◆ What you need to do: Pick out the lines in the listing below that contain the word "value" and copy them.

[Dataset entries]

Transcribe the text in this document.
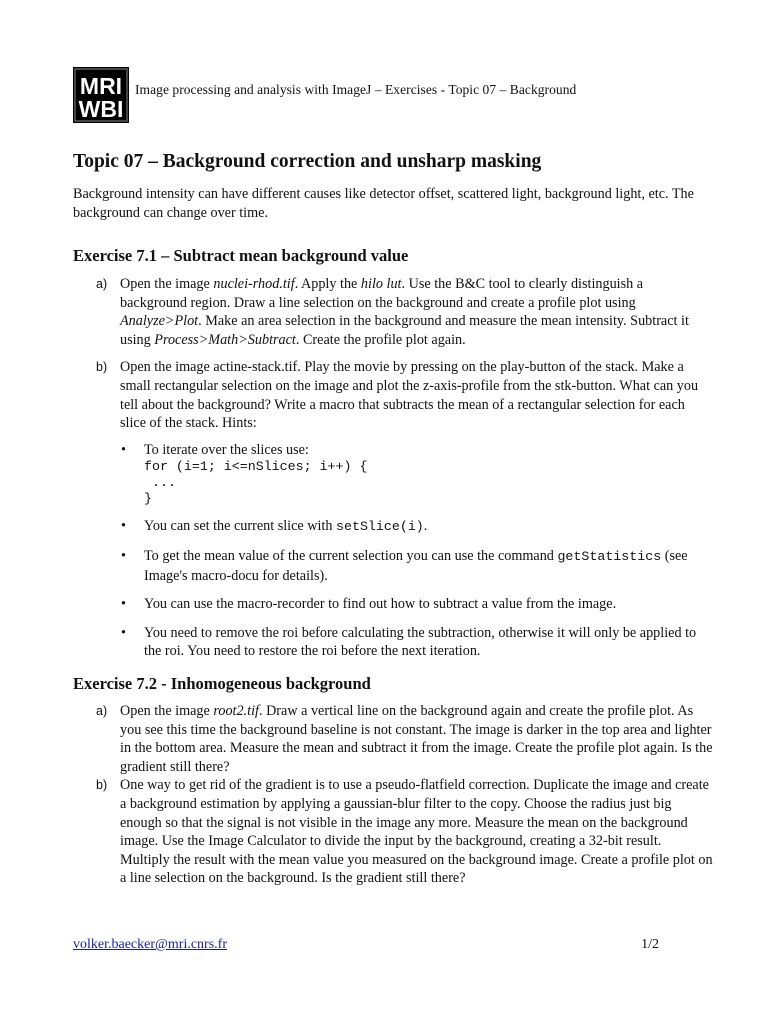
MRI
WBI
Image processing and analysis with ImageJ – Exercises - Topic 07 – Background
Topic 07 – Background correction and unsharp masking

Background intensity can have different causes like detector offset, scattered light, background light, etc. The background can change over time.

Exercise 7.1 – Subtract mean background value
a) Open the image nuclei-rhod.tif. Apply the hilo lut. Use the B&C tool to clearly distinguish a background region. Draw a line selection on the background and create a profile plot using Analyze>Plot. Make an area selection in the background and measure the mean intensity. Subtract it using Process>Math>Subtract. Create the profile plot again.
b) Open the image actine-stack.tif. Play the movie by pressing on the play-button of the stack. Make a small rectangular selection on the image and plot the z-axis-profile from the stk-button. What can you tell about the background? Write a macro that subtracts the mean of a rectangular selection for each slice of the stack. Hints:
• To iterate over the slices use:
for (i=1; i<=nSlices; i++) {
...
}
• You can set the current slice with setSlice(i).
• To get the mean value of the current selection you can use the command getStatistics (see Image's macro-docu for details).
• You can use the macro-recorder to find out how to subtract a value from the image.
• You need to remove the roi before calculating the subtraction, otherwise it will only be applied to the roi. You need to restore the roi before the next iteration.
Exercise 7.2 - Inhomogeneous background
a) Open the image root2.tif. Draw a vertical line on the background again and create the profile plot. As you see this time the background baseline is not constant. The image is darker in the top area and lighter in the bottom area. Measure the mean and subtract it from the image. Create the profile plot again. Is the gradient still there?
b) One way to get rid of the gradient is to use a pseudo-flatfield correction. Duplicate the image and create a background estimation by applying a gaussian-blur filter to the copy. Choose the radius just big enough so that the signal is not visible in the image any more. Measure the mean on the background image. Use the Image Calculator to divide the input by the background, creating a 32-bit result. Multiply the result with the mean value you measured on the background image. Create a profile plot on a line selection on the background. Is the gradient still there?
volker.baecker@mri.cnrs.fr	1/2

◆ Reply:
Exercise 7.1 – Subtract mean background value
• To get the mean value of the current selection you can use the command getStatistics (see Image's macro-docu for details).
• You can use the macro-recorder to find out how to subtract a value from the image.
b) One way to get rid of the gradient is to use a pseudo-flatfield correction. Duplicate the image and create a background estimation by applying a gaussian-blur filter to the copy. Choose the radius just big enough so that the signal is not visible in the image any more. Measure the mean on the background image. Use the Image Calculator to divide the input by the background, creating a 32-bit result. Multiply the result with the mean value you measured on the background image. Create a profile plot on a line selection on the background. Is the gradient still there?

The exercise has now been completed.